[Begin RECORD EXTRACTS]

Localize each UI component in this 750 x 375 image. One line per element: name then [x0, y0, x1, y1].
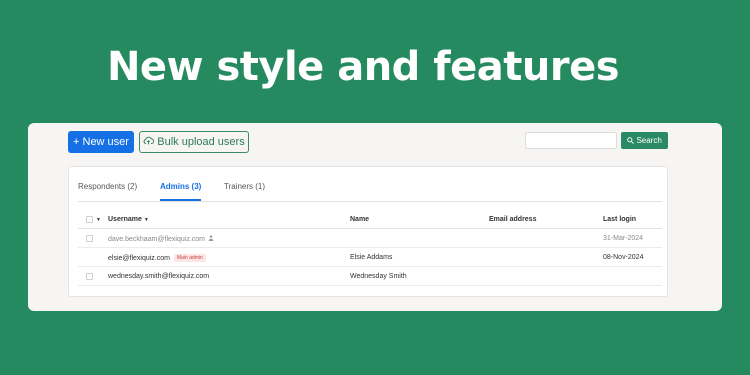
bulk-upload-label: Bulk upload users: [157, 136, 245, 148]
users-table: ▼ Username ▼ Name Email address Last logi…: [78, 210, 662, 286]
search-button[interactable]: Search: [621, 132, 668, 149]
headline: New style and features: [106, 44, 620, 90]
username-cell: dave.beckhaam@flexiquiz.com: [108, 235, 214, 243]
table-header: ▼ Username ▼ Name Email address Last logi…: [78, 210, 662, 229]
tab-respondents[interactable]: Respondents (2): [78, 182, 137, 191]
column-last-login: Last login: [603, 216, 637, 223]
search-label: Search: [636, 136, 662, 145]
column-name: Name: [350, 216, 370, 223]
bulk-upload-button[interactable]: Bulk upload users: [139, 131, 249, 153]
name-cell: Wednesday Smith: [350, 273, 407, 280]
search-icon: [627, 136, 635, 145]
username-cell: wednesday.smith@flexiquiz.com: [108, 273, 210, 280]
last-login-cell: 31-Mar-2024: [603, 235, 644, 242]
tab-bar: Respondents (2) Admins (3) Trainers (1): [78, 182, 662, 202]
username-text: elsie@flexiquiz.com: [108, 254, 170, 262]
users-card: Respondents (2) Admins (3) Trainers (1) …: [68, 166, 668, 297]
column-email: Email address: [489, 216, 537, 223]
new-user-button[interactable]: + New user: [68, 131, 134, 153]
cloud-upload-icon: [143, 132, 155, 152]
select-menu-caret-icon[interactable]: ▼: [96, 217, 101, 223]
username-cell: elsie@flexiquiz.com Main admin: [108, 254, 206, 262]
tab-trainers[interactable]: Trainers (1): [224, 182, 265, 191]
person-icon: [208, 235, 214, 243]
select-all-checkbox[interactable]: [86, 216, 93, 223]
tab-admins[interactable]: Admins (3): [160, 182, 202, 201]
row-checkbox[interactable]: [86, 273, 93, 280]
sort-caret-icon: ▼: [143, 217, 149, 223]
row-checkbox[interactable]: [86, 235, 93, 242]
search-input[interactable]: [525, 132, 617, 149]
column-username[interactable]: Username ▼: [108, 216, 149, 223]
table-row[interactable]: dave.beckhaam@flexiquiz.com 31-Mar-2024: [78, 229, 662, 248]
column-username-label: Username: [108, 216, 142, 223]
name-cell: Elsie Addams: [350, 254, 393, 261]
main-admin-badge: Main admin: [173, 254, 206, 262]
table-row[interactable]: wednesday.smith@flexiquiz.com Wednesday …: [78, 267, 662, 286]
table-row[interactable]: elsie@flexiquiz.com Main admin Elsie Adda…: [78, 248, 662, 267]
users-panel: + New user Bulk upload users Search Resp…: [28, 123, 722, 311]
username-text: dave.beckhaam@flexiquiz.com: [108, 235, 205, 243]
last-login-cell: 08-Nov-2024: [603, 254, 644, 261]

[End RECORD EXTRACTS]

AIM OF THE EXERCISE: Rewrite everything from the line containing "bulk-upload-label: Bulk upload" down to the line containing "182, 137, 191]", changing "headline" to "page-title" and leaving the rest as it is.

RESPONSE TO THE EXERCISE:
bulk-upload-label: Bulk upload users: [157, 136, 245, 148]
users-table: ▼ Username ▼ Name Email address Last logi…: [78, 210, 662, 286]
search-button[interactable]: Search: [621, 132, 668, 149]
page-title: New style and features: [106, 44, 620, 90]
username-cell: dave.beckhaam@flexiquiz.com: [108, 235, 214, 243]
table-header: ▼ Username ▼ Name Email address Last logi…: [78, 210, 662, 229]
tab-respondents[interactable]: Respondents (2): [78, 182, 137, 191]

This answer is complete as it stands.